─── DATA SHOWN
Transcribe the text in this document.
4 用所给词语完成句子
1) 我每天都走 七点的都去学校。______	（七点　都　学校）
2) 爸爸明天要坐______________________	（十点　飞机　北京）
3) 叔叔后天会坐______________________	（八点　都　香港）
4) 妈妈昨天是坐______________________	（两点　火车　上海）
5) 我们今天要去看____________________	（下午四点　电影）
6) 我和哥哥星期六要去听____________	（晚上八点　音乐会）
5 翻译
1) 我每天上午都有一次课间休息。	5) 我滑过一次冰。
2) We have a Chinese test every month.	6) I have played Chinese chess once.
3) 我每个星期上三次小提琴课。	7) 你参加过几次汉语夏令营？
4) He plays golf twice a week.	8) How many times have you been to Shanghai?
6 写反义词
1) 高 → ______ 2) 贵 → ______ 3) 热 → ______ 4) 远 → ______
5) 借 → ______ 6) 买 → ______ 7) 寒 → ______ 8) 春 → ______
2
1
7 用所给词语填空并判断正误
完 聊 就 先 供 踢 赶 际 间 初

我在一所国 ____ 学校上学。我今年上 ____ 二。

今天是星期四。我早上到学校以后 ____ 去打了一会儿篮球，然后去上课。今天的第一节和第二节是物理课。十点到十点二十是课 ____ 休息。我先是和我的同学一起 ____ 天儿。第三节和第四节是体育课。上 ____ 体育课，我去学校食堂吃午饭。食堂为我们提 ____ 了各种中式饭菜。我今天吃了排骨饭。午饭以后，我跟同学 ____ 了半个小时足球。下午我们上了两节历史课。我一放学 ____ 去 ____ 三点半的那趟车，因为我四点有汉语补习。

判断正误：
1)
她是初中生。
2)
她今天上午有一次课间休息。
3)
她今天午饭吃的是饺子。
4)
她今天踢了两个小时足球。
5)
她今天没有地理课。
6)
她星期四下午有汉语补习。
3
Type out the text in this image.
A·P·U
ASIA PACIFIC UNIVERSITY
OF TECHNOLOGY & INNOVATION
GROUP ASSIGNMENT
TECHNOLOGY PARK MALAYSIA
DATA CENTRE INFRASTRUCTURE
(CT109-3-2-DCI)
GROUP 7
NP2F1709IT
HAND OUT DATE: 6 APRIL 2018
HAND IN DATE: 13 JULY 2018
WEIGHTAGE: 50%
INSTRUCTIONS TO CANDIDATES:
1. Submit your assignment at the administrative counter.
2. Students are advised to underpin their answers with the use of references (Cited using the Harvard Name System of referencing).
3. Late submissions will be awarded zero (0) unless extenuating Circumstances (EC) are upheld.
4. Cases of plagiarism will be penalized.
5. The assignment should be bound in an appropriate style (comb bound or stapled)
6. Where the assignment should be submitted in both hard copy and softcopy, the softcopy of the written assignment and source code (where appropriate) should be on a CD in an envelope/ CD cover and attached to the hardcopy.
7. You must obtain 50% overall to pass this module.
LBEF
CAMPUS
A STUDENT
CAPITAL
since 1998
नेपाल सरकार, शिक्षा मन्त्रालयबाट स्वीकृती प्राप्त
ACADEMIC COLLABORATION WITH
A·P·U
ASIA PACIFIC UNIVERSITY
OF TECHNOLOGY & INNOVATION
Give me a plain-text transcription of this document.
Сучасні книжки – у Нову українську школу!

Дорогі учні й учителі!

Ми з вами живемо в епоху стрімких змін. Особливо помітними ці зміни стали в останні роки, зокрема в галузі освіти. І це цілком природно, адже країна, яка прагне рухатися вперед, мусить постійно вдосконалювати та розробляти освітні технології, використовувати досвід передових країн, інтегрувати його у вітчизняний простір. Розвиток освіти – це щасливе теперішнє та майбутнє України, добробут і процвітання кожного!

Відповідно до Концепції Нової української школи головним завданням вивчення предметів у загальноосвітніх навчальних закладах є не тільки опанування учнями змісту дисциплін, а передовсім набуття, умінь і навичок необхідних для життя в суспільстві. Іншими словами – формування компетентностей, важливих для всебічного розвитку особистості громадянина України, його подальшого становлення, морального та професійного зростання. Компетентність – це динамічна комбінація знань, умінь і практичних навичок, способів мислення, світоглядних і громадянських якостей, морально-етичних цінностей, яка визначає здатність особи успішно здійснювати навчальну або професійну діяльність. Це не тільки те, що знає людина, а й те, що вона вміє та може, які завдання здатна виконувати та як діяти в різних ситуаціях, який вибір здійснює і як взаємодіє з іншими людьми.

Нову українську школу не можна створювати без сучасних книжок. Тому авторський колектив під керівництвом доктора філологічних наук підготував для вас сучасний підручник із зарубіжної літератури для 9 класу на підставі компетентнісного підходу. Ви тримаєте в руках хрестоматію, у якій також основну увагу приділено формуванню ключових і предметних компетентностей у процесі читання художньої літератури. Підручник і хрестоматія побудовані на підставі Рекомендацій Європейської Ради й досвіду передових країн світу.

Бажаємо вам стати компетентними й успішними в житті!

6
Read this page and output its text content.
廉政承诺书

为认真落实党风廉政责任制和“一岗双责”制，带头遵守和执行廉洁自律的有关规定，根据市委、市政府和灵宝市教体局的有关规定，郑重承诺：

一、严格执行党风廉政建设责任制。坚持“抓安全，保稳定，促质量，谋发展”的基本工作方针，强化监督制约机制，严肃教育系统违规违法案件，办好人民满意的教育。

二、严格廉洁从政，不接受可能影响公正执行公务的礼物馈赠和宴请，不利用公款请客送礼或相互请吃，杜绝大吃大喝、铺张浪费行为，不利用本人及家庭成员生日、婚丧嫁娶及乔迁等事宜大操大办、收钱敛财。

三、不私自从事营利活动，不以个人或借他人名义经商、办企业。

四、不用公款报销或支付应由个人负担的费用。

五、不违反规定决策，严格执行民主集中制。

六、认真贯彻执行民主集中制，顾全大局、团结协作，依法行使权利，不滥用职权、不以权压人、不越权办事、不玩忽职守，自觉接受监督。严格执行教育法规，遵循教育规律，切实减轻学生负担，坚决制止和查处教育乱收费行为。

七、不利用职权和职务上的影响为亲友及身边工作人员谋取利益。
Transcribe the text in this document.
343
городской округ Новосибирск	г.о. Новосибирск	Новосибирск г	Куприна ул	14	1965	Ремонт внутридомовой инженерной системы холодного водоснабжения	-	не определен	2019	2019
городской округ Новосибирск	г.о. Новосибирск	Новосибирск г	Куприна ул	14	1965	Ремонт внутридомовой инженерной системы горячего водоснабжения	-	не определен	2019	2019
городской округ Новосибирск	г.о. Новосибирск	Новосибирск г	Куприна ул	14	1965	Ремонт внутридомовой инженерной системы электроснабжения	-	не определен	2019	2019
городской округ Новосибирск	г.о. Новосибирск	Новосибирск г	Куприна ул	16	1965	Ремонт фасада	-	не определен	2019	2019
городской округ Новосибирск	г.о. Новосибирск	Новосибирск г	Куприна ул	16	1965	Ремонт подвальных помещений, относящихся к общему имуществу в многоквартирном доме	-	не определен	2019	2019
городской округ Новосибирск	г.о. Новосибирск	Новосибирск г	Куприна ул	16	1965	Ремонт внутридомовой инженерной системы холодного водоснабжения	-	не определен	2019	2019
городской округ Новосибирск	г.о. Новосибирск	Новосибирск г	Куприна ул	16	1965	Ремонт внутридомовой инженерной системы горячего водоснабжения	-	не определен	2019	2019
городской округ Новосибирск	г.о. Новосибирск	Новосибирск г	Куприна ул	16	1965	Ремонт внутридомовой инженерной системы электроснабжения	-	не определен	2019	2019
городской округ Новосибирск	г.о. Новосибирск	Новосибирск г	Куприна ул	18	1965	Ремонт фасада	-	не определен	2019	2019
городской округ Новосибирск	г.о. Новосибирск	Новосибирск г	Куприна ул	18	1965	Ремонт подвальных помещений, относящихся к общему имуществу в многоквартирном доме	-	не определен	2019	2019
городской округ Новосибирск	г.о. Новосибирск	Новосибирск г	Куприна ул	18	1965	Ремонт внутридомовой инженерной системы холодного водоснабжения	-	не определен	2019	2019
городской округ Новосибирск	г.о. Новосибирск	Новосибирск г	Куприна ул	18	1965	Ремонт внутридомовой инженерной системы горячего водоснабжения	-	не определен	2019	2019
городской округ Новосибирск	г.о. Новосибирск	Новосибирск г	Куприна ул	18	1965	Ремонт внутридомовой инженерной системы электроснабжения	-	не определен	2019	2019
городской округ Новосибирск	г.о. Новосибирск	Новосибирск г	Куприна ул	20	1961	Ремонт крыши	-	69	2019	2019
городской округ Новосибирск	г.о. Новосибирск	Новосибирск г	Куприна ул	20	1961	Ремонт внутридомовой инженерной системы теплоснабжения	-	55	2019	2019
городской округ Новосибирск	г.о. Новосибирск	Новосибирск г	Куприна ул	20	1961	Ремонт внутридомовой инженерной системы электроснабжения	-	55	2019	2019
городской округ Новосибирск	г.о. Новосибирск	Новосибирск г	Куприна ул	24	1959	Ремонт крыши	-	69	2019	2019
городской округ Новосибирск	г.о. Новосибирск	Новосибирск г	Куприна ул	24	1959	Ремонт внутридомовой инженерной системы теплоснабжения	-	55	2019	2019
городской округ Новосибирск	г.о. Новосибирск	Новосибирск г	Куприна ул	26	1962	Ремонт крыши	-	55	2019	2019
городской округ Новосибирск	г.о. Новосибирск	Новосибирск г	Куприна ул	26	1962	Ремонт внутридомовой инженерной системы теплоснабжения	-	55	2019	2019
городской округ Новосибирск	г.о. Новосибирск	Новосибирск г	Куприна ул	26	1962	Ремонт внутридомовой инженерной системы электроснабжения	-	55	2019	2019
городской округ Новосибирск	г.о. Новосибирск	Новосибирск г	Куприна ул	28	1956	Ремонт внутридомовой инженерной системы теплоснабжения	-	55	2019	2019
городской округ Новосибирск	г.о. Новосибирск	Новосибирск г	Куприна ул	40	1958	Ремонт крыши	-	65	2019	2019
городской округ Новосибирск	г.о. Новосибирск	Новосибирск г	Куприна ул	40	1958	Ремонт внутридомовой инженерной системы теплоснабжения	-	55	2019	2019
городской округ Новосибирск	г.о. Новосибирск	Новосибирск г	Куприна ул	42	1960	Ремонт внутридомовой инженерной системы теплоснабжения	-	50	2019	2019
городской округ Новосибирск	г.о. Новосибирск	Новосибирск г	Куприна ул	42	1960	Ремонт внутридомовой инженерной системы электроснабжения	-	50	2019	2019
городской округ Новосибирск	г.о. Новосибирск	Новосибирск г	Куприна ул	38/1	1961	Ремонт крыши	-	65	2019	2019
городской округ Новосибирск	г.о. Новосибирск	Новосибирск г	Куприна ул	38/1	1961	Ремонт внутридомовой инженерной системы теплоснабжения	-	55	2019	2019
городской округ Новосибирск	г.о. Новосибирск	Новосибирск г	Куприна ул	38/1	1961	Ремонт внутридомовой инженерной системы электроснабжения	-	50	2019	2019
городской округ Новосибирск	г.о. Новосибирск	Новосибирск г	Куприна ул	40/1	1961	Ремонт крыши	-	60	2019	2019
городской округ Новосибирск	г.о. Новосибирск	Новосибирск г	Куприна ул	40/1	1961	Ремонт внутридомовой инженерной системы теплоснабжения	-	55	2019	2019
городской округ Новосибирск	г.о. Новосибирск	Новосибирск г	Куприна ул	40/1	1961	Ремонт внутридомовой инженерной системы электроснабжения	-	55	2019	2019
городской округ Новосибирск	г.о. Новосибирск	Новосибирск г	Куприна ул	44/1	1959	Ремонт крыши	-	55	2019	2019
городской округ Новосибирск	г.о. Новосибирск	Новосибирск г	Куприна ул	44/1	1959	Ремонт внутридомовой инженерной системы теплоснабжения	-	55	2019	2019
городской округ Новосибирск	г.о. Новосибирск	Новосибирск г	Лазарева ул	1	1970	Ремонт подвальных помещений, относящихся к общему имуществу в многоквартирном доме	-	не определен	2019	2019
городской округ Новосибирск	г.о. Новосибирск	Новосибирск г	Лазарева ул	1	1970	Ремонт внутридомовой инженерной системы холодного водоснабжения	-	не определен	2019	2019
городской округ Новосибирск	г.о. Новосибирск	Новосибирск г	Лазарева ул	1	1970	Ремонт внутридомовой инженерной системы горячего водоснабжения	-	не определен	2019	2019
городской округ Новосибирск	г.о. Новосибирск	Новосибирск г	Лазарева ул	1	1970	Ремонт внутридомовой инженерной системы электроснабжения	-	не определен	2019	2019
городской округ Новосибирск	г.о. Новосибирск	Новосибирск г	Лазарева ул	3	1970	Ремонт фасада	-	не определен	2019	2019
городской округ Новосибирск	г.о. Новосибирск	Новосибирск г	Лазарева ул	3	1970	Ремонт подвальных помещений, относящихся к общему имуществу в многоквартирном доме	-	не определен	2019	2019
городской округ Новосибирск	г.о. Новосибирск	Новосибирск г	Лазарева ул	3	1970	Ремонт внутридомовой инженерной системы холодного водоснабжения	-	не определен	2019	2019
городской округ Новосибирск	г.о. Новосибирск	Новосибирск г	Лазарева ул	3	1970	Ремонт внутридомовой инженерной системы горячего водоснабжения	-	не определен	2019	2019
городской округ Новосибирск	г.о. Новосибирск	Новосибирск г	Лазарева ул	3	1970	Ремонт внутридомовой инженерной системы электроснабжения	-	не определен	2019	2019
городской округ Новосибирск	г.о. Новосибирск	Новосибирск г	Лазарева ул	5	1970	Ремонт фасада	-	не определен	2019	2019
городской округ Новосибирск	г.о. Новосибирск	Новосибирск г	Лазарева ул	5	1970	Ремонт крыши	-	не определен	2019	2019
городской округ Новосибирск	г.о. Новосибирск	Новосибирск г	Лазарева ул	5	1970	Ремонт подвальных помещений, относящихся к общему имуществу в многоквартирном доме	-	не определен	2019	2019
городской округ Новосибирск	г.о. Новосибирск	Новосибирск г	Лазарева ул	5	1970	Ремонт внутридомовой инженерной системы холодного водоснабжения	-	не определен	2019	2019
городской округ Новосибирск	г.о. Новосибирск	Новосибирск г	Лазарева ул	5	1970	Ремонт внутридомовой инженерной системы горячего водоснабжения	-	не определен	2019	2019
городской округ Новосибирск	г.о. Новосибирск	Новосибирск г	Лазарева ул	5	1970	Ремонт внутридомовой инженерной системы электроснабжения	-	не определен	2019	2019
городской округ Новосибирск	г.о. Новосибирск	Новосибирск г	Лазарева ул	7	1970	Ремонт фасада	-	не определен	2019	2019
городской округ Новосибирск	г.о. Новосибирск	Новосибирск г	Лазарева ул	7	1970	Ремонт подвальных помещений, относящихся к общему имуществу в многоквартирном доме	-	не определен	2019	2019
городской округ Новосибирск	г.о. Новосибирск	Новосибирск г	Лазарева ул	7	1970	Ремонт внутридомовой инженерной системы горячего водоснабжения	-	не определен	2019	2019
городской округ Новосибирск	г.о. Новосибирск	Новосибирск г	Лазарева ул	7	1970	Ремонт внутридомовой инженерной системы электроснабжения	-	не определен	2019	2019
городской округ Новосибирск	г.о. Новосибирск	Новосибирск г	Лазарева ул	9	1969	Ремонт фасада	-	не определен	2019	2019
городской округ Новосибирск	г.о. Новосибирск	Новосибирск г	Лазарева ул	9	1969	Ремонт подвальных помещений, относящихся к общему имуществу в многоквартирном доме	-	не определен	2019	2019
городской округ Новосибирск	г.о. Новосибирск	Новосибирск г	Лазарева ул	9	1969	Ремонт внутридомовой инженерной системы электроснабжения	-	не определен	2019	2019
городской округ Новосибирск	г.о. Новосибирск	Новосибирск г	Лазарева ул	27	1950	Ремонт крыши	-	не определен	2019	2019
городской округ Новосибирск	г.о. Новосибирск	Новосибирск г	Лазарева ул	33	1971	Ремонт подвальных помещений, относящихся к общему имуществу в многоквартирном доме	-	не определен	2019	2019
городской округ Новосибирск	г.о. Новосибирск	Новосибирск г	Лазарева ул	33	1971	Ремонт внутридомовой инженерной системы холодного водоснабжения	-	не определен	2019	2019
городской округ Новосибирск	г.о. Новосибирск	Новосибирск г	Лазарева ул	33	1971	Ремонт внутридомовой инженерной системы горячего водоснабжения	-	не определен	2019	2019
──────
From the entries above, extract each line containing "text".

Transcribe the text in this document.
Type out the text in this image.
Give me a plain-text transcription of this document.
Read this page and output its text content.
Transcribe the text in this document.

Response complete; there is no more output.